### READING PASSAGE
#####
Fish Facts » King Mackerel
Unlike other members of Scomberomorus, the king mackerel lacks a black area on the anterior portion of the first dorsal fin. The king mackerel has 12-18 spines in its first dorsal fin; 15-18 rays in the second dorsal fin, which are followed by 7-10 finlets; and 21-23 pectoral fin rays. Its body is about five times the size of its head, and about six times as long as it is deep. The entire body is covered with rudimentary scales, except for its pectoral fin. The lateral line drops sharply after the second dorsal fin, and then continues on to the tail, distinguishing it from the cero mackerel (Scomberomorus regalis). The king mackerel also lacks scales on the pectoral fins as does the Spanish mackerel (Scomberomorus maculatus), in contrast to the cero mackerel which has scales extending onto the pectoral fin. The king mackerel is a silver fish with indistinct bars or spots on its side. The dorsal surface is black with iridescent tones of blue and green. Young fish have small bronze spots in 5 or 6 irregular rows.
#####
### YOUR ASSIGNMENT
Please answer these questions about the king mackerel text above:
(a) How many finlets follow the rays of the second dorsal fin?
(b) After which fin does the lateral line drop sharply?
(c) What markings do young fish have?

Structured page parsing data:
#####
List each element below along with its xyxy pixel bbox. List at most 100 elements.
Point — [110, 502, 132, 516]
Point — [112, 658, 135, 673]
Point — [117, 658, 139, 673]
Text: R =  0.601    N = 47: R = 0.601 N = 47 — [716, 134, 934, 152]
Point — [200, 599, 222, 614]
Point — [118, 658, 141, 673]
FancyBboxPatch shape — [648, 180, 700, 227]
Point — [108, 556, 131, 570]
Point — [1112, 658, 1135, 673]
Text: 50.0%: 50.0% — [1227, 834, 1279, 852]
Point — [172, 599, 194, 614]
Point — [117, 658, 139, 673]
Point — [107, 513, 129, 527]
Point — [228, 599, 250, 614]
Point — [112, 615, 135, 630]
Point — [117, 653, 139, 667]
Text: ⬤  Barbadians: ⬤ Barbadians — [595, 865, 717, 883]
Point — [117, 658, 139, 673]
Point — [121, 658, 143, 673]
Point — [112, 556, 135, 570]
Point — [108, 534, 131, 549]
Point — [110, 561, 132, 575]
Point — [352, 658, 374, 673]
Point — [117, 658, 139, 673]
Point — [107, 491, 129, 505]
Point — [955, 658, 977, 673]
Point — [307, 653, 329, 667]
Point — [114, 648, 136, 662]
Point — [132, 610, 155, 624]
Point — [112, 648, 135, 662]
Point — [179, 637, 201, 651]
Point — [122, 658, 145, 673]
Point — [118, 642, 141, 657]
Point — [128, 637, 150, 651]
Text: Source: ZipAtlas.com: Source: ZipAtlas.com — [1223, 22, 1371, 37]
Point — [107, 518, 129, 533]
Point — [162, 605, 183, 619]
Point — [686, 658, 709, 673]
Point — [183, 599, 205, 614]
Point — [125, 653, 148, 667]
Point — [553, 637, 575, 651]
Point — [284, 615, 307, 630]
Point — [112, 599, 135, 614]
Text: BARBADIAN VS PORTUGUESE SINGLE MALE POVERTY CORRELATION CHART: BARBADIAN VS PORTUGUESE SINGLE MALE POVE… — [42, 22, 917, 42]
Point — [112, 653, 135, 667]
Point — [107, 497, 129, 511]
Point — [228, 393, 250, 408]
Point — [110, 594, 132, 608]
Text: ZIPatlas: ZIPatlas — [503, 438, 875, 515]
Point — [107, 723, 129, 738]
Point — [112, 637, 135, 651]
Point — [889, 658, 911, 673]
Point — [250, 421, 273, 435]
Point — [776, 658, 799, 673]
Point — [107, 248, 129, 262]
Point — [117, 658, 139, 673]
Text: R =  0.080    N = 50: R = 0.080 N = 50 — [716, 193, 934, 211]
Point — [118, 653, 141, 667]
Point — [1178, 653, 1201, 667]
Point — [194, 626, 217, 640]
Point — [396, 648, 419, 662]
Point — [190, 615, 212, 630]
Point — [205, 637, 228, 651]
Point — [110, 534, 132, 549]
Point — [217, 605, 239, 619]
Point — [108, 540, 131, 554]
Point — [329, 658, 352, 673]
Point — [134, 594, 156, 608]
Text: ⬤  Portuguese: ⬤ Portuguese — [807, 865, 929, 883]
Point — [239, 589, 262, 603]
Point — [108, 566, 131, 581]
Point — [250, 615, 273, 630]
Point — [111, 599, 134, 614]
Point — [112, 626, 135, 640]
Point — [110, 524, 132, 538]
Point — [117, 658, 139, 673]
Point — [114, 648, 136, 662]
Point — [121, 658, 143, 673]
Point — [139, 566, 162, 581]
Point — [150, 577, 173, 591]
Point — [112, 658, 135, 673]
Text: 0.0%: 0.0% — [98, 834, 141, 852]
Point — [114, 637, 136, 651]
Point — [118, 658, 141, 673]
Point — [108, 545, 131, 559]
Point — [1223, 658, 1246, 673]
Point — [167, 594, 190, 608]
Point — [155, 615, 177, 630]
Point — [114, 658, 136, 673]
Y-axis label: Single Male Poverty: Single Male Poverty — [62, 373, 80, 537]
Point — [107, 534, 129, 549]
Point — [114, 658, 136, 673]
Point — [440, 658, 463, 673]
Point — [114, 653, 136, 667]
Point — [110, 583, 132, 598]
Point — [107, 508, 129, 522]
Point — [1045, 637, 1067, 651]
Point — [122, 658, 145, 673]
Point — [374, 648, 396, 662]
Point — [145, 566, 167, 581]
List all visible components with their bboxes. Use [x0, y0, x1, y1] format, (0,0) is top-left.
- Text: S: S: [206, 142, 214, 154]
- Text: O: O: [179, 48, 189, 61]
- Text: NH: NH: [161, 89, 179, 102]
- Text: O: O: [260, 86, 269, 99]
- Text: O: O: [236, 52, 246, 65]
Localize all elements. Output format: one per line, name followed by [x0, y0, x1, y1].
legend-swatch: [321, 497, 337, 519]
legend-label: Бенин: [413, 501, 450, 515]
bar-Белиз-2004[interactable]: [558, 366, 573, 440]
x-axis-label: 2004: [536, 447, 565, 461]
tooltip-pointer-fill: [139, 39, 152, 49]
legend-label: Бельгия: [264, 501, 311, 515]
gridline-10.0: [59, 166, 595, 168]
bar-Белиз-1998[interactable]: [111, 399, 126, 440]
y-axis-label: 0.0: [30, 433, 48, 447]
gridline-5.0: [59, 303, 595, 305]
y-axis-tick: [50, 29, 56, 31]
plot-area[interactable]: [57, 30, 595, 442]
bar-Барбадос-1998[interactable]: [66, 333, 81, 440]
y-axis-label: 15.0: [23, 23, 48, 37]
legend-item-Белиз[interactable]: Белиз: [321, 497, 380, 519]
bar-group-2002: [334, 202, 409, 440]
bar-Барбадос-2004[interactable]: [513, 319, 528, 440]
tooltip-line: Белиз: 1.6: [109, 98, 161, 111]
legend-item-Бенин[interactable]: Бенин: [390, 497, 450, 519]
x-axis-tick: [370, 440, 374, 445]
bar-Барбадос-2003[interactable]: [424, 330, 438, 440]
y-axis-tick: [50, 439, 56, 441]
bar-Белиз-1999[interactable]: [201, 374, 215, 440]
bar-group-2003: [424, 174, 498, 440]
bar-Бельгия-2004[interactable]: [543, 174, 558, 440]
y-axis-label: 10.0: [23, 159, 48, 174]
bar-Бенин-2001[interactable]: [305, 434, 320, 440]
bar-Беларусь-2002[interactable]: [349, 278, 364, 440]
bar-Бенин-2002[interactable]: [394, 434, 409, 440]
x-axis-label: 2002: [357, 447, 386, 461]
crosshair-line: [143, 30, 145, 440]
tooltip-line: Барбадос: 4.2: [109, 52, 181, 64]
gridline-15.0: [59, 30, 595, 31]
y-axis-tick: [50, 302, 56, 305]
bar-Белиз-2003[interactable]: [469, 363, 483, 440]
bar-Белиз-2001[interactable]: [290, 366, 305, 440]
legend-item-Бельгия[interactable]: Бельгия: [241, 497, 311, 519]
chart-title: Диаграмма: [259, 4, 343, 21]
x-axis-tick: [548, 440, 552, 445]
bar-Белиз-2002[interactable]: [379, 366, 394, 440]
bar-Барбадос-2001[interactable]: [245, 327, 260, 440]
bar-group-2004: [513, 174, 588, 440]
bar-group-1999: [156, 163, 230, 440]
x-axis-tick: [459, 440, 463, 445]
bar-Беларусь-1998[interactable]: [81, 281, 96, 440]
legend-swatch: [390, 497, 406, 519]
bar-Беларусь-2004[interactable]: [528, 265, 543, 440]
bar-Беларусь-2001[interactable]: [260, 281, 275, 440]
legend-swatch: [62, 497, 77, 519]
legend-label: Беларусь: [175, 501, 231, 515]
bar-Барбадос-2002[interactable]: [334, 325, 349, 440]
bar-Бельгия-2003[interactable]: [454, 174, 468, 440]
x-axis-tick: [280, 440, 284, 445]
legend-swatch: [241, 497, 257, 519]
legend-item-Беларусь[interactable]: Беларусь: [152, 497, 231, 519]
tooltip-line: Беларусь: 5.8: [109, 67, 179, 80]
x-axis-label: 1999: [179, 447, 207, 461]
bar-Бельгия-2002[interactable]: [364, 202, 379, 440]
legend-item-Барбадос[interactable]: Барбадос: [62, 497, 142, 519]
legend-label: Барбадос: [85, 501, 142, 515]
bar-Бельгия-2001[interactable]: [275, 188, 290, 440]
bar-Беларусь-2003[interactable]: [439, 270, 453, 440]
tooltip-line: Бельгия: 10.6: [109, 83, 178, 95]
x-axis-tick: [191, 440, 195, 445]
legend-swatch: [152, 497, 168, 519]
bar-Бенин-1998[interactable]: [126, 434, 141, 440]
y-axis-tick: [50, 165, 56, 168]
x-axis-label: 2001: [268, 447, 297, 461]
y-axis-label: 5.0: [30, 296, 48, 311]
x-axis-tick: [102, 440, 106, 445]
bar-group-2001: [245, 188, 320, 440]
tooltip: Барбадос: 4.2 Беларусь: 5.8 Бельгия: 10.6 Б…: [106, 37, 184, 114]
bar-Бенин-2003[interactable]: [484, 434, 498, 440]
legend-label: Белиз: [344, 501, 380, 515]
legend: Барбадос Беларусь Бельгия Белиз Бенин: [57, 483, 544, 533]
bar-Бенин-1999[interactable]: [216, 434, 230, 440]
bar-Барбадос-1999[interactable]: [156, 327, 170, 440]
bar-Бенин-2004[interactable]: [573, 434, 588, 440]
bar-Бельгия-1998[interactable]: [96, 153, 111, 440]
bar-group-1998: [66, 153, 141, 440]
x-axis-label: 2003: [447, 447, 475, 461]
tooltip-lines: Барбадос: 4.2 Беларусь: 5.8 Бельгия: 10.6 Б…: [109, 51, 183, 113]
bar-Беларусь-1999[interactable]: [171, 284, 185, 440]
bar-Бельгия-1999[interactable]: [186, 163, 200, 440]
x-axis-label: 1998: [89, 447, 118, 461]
#####
### OUTPUT
(a) 7-10 finlets.
(b) The second dorsal fin.
(c) Small bronze spots in 5 or 6 irregular rows.